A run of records
<<<<

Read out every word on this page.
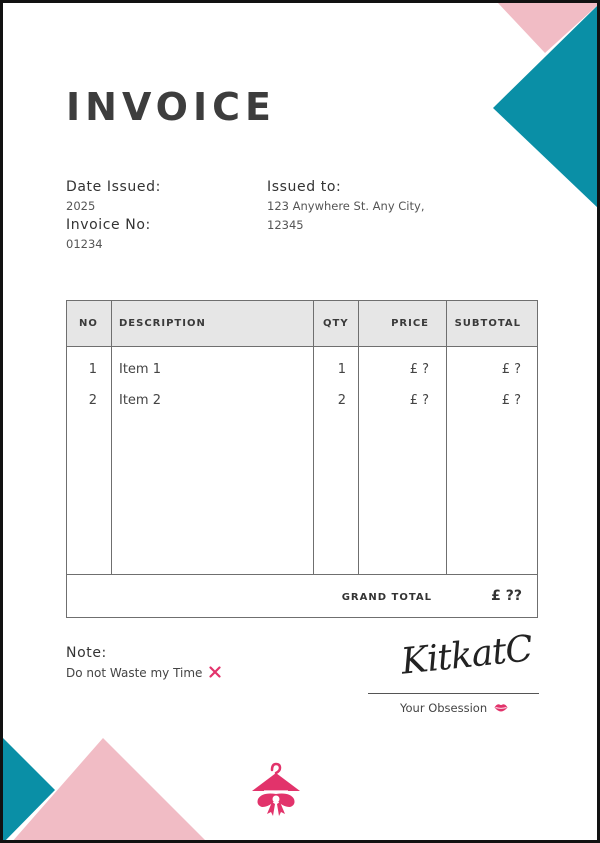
INVOICE
Date Issued:
2025
Invoice No:
01234
Issued to:
123 Anywhere St. Any City,
12345
NO DESCRIPTION	QTY	PRICE	SUBTOTAL
1 Item 1	1	£ ?	£ ?
2 Item 2	2	£ ?	£ ?
GRAND TOTAL	£ ??
Note:
Do not Waste my Time	KitkatC
Your Obsession
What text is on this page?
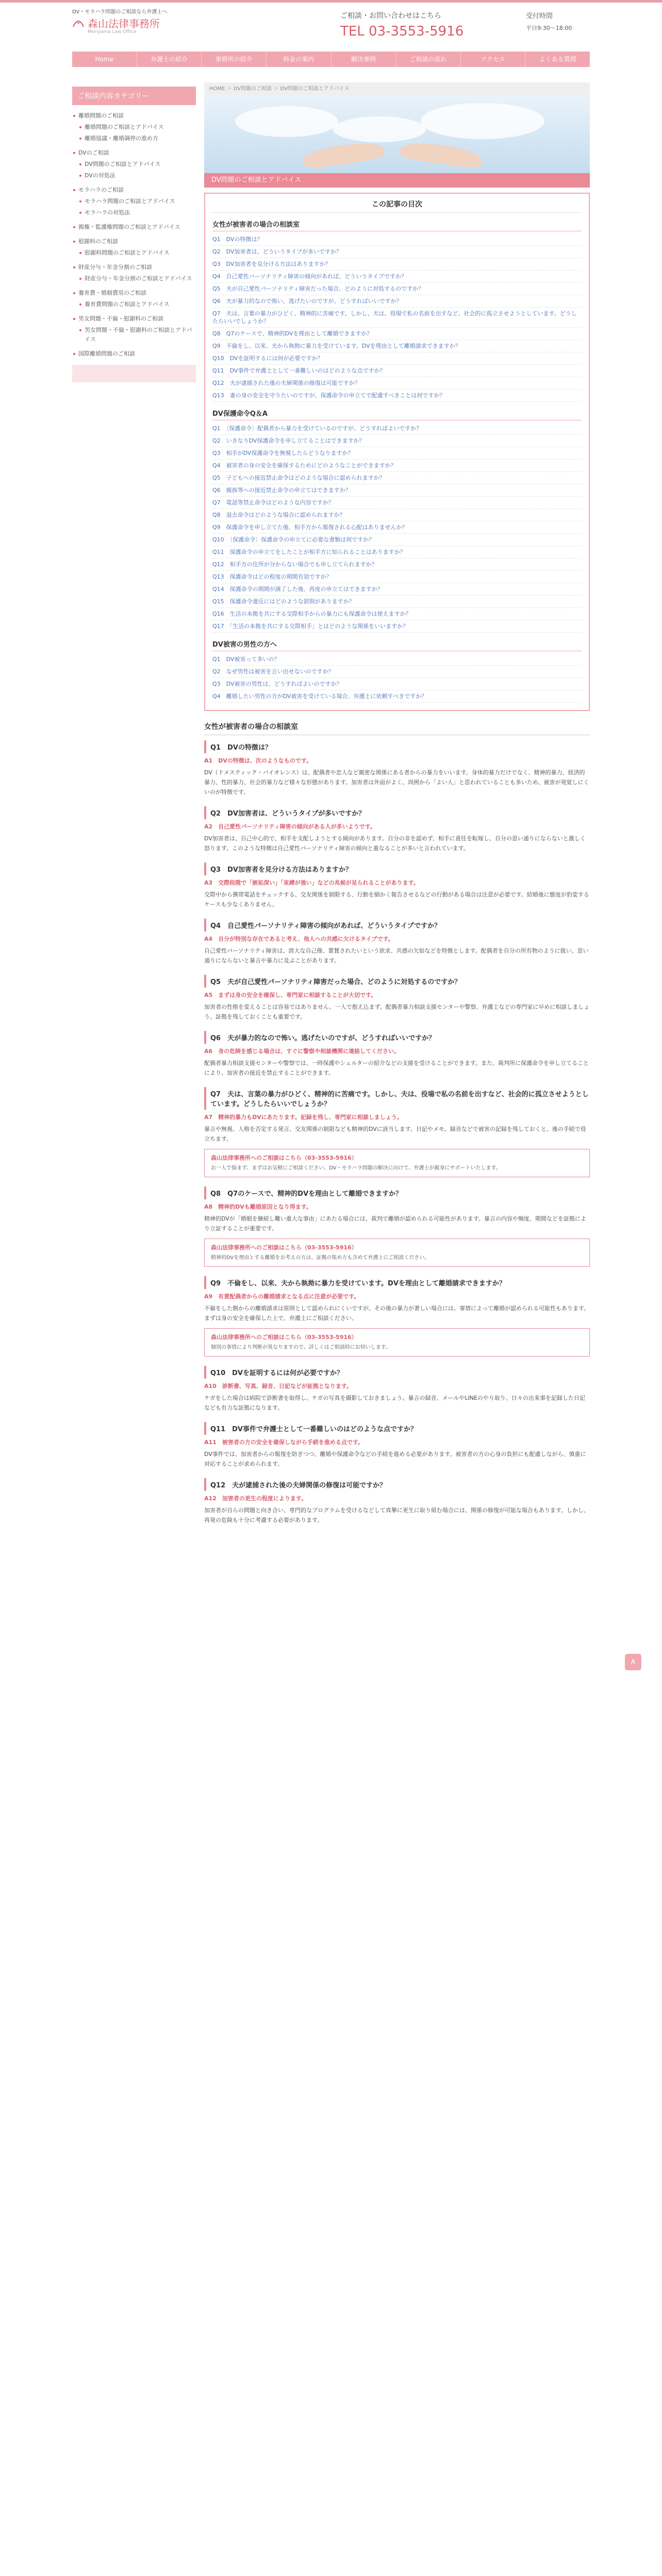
DV・モラハラ問題のご相談なら弁護士へ
森山法律事務所
Moriyama Law Office
ご相談・お問い合わせはこちら
TEL 03-3553-5916
受付時間
平日9:30〜18:00
Home	弁護士の紹介	事務所の紹介	料金の案内	解決事例	ご相談の流れ	アクセス	よくある質問
ご相談内容カテゴリー
離婚問題のご相談
離婚問題のご相談とアドバイス
離婚協議・離婚調停の進め方
DVのご相談
DV問題のご相談とアドバイス
DVの対処法
モラハラのご相談
モラハラ問題のご相談とアドバイス
モラハラの対処法
親権・監護権問題のご相談とアドバイス
慰謝料のご相談
慰謝料問題のご相談とアドバイス
財産分与・年金分割のご相談
財産分与・年金分割のご相談とアドバイス
養育費・婚姻費用のご相談
養育費問題のご相談とアドバイス
男女問題・不倫・慰謝料のご相談
男女問題・不倫・慰謝料のご相談とアドバイス
国際離婚問題のご相談
HOME ＞ DV問題のご相談 ＞ DV問題のご相談とアドバイス
DV問題のご相談とアドバイス
この記事の目次
女性が被害者の場合の相談室
Q1　DVの特徴は？
Q2　DV加害者は、どういうタイプが多いですか？
Q3　DV加害者を見分ける方法はありますか？
Q4　自己愛性パーソナリティ障害の傾向があれば、どういうタイプですか？
Q5　夫が自己愛性パーソナリティ障害だった場合、どのように対処するのですか？
Q6　夫が暴力的なので怖い。逃げたいのですが、どうすればいいですか？
Q7　夫は、言葉の暴力がひどく、精神的に苦痛です。しかし、夫は、役場で私の名前を出すなど、社会的に孤立させようとしています。どうしたらいいでしょうか？
Q8　Q7のケースで、精神的DVを理由として離婚できますか？
Q9　不倫をし、以来、夫から執拗に暴力を受けています。DVを理由として離婚請求できますか？
Q10　DVを証明するには何が必要ですか？
Q11　DV事件で弁護士として一番難しいのはどのような点ですか？
Q12　夫が逮捕された後の夫婦関係の修復は可能ですか？
Q13　妻の身の安全を守りたいのですが、保護命令の申立てで配慮すべきことは何ですか？
DV保護命令Q＆A
Q1　〔保護命令〕配偶者から暴力を受けているのですが、どうすればよいですか？
Q2　いきなりDV保護命令を申し立てることはできますか？
Q3　相手がDV保護命令を無視したらどうなりますか？
Q4　被害者の身の安全を確保するためにどのようなことができますか？
Q5　子どもへの接近禁止命令はどのような場合に認められますか？
Q6　親族等への接近禁止命令の申立てはできますか？
Q7　電話等禁止命令はどのような内容ですか？
Q8　退去命令はどのような場合に認められますか？
Q9　保護命令を申し立てた後、相手方から報復される心配はありませんか？
Q10　〔保護命令〕保護命令の申立てに必要な書類は何ですか？
Q11　保護命令の申立てをしたことが相手方に知られることはありますか？
Q12　相手方の住所が分からない場合でも申し立てられますか？
Q13　保護命令はどの程度の期間有効ですか？
Q14　保護命令の期間が満了した後、再度の申立てはできますか？
Q15　保護命令違反にはどのような罰則がありますか？
Q16　生活の本拠を共にする交際相手からの暴力にも保護命令は使えますか？
Q17　「生活の本拠を共にする交際相手」とはどのような関係をいいますか？
DV被害の男性の方へ
Q1　DV被害って多いの？
Q2　なぜ男性は被害を言い出せないのですか？
Q3　DV被害の男性は、どうすればよいのですか？
Q4　離婚したい男性の方がDV被害を受けている場合、弁護士に依頼すべきですか？
女性が被害者の場合の相談室
Q1　DVの特徴は？
A1　DVの特徴は、次のようなものです。
DV（ドメスティック・バイオレンス）は、配偶者や恋人など親密な関係にある者からの暴力をいいます。身体的暴力だけでなく、精神的暴力、経済的暴力、性的暴力、社会的暴力など様々な形態があります。加害者は外面がよく、周囲から「よい人」と思われていることも多いため、被害が発覚しにくいのが特徴です。
Q2　DV加害者は、どういうタイプが多いですか？
A2　自己愛性パーソナリティ障害の傾向がある人が多いようです。
DV加害者は、自己中心的で、相手を支配しようとする傾向があります。自分の非を認めず、相手に責任を転嫁し、自分の思い通りにならないと激しく怒ります。このような特徴は自己愛性パーソナリティ障害の傾向と重なることが多いと言われています。
Q3　DV加害者を見分ける方法はありますか？
A3　交際段階で「嫉妬深い」「束縛が強い」などの兆候が見られることがあります。
交際中から携帯電話をチェックする、交友関係を制限する、行動を細かく報告させるなどの行動がある場合は注意が必要です。結婚後に態度が豹変するケースも少なくありません。
Q4　自己愛性パーソナリティ障害の傾向があれば、どういうタイプですか？
A4　自分が特別な存在であると考え、他人への共感に欠けるタイプです。
自己愛性パーソナリティ障害は、誇大な自己像、賞賛されたいという欲求、共感の欠如などを特徴とします。配偶者を自分の所有物のように扱い、思い通りにならないと暴言や暴力に及ぶことがあります。
Q5　夫が自己愛性パーソナリティ障害だった場合、どのように対処するのですか？
A5　まずは身の安全を確保し、専門家に相談することが大切です。
加害者の性格を変えることは容易ではありません。一人で抱え込まず、配偶者暴力相談支援センターや警察、弁護士などの専門家に早めに相談しましょう。証拠を残しておくことも重要です。
Q6　夫が暴力的なので怖い。逃げたいのですが、どうすればいいですか？
A6　身の危険を感じる場合は、すぐに警察や相談機関に連絡してください。
配偶者暴力相談支援センターや警察では、一時保護やシェルターの紹介などの支援を受けることができます。また、裁判所に保護命令を申し立てることにより、加害者の接近を禁止することができます。
Q7　夫は、言葉の暴力がひどく、精神的に苦痛です。しかし、夫は、役場で私の名前を出すなど、社会的に孤立させようとしています。どうしたらいいでしょうか？
A7　精神的暴力もDVにあたります。記録を残し、専門家に相談しましょう。
暴言や無視、人格を否定する発言、交友関係の制限なども精神的DVに該当します。日記やメモ、録音などで被害の記録を残しておくと、後の手続で役立ちます。
森山法律事務所へのご相談はこちら（03-3553-5916）
お一人で悩まず、まずはお気軽にご相談ください。DV・モラハラ問題の解決に向けて、弁護士が親身にサポートいたします。
Q8　Q7のケースで、精神的DVを理由として離婚できますか？
A8　精神的DVも離婚原因となり得ます。
精神的DVが「婚姻を継続し難い重大な事由」にあたる場合には、裁判で離婚が認められる可能性があります。暴言の内容や頻度、期間などを証拠により立証することが重要です。
森山法律事務所へのご相談はこちら（03-3553-5916）
精神的DVを理由とする離婚をお考えの方は、証拠の集め方も含めて弁護士にご相談ください。
Q9　不倫をし、以来、夫から執拗に暴力を受けています。DVを理由として離婚請求できますか？
A9　有責配偶者からの離婚請求となる点に注意が必要です。
不倫をした側からの離婚請求は原則として認められにくいですが、その後の暴力が著しい場合には、事情によって離婚が認められる可能性もあります。まずは身の安全を確保した上で、弁護士にご相談ください。
森山法律事務所へのご相談はこちら（03-3553-5916）
個別の事情により判断が異なりますので、詳しくはご相談時にお伺いします。
Q10　DVを証明するには何が必要ですか？
A10　診断書、写真、録音、日記などが証拠となります。
ケガをした場合は病院で診断書を取得し、ケガの写真を撮影しておきましょう。暴言の録音、メールやLINEのやり取り、日々の出来事を記録した日記なども有力な証拠になります。
Q11　DV事件で弁護士として一番難しいのはどのような点ですか？
A11　被害者の方の安全を確保しながら手続を進める点です。
DV事件では、加害者からの報復を防ぎつつ、離婚や保護命令などの手続を進める必要があります。被害者の方の心身の負担にも配慮しながら、慎重に対応することが求められます。
Q12　夫が逮捕された後の夫婦関係の修復は可能ですか？
A12　加害者の更生の程度によります。
加害者が自らの問題と向き合い、専門的なプログラムを受けるなどして真摯に更生に取り組む場合には、関係の修復が可能な場合もあります。しかし、再発の危険も十分に考慮する必要があります。
∧
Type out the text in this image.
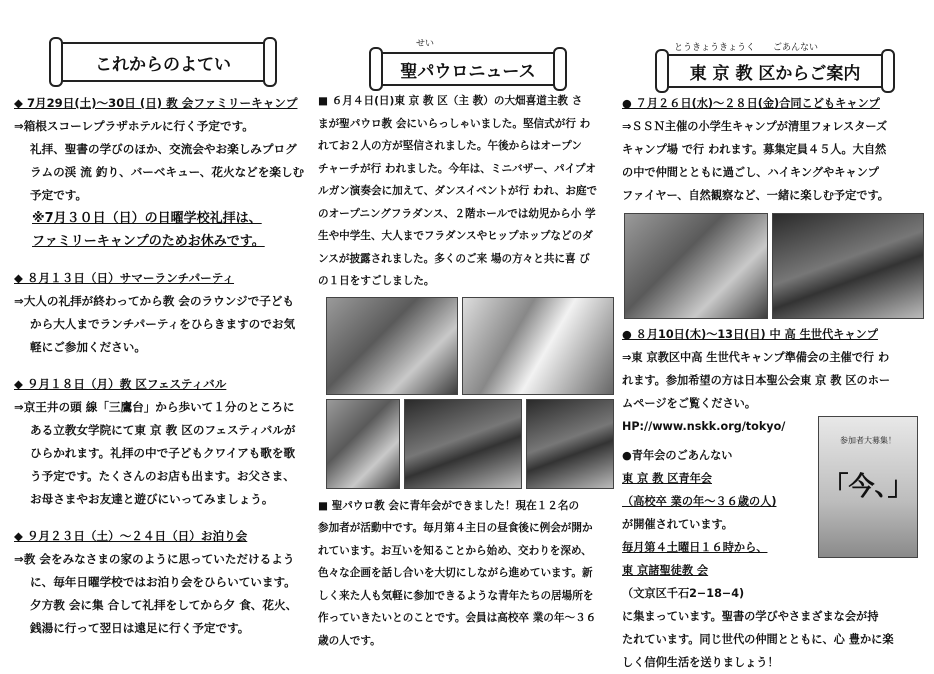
これからのよてい

◆ 7月29日(土)～30日 (日) 教 会ファミリーキャンプ

⇒箱根スコーレプラザホテルに行く予定です。

礼拝、聖書の学びのほか、交流会やお楽しみプログ

ラムの渓 流 釣り、バーベキュー、花火などを楽しむ

予定です。

※7月３０日（日）の日曜学校礼拝は、

ファミリーキャンプのためお休みです。

◆ ８月１３日（日）サマーランチパーティ

⇒大人の礼拝が終わってから教 会のラウンジで子ども

から大人までランチパーティをひらきますのでお気

軽にご参加ください。

◆ ９月１８日（月）教 区フェスティバル

⇒京王井の頭 線「三鷹台」から歩いて１分のところに

ある立教女学院にて東 京 教 区のフェスティバルが

ひらかれます。礼拝の中で子どもクワイアも歌を歌

う予定です。たくさんのお店も出ます。お父さま、

お母さまやお友達と遊びにいってみましょう。

◆ ９月２３日（土）～２４日（日）お泊り会

⇒教 会をみなさまの家のように思っていただけるよう

に、毎年日曜学校ではお泊り会をひらいています。

夕方教 会に集 合して礼拝をしてから夕 食、花火、

銭湯に行って翌日は遠足に行く予定です。

せい
聖パウロニュース

■ ６月４日(日)東 京 教 区（主 教）の大畑喜道主教 さ

まが聖パウロ教 会にいらっしゃいました。堅信式が行 わ

れてお２人の方が堅信されました。午後からはオープン

チャーチが行 われました。今年は、ミニバザー、パイプオ

ルガン演奏会に加えて、ダンスイベントが行 われ、お庭で

のオープニングフラダンス、２階ホールでは幼児から小 学

生や中学生、大人までフラダンスやヒップホップなどのダ

ンスが披露されました。多くのご来 場の方々と共に喜 び

の１日をすごしました。

■ 聖パウロ教 会に青年会ができました！現在１２名の

参加者が活動中です。毎月第４主日の昼食後に例会が開か

れています。お互いを知ることから始め、交わりを深め、

色々な企画を話し合いを大切にしながら進めています。新

しく来た人も気軽に参加できるような青年たちの居場所を

作っていきたいとのことです。会員は高校卒 業の年～３６

歳の人です。

とうきょうきょうく　　ごあんない
東 京 教 区からご案内

● ７月２６日(水)～２８日(金)合同こどもキャンプ

⇒ＳＳＮ主催の小学生キャンプが清里フォレスターズ

キャンプ場 で行 われます。募集定員４５人。大自然

の中で仲間とともに過ごし、ハイキングやキャンプ

ファイヤー、自然観察など、一緒に楽しむ予定です。

● ８月10日(木)～13日(日) 中 高 生世代キャンプ

⇒東 京教区中高 生世代キャンプ準備会の主催で行 わ

れます。参加希望の方は日本聖公会東 京 教 区のホー

ムページをご覧ください。

HP://www.nskk.org/tokyo/

●青年会のごあんない

東 京 教 区青年会

（高校卒 業の年～３６歳の人)

が開催されています。

毎月第４土曜日１６時から、

東 京諸聖徒教 会

（文京区千石2−18−4)

に集まっています。聖書の学びやさまざまな会が持

たれています。同じ世代の仲間とともに、心 豊かに楽

しく信仰生活を送りましょう！

参加者大募集！
「今、」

>>>>

__Goal__
From the records above, pick out and copy each line holding the word "text".

__Reply to the task__
What text is on this page?
Type out the text in this image.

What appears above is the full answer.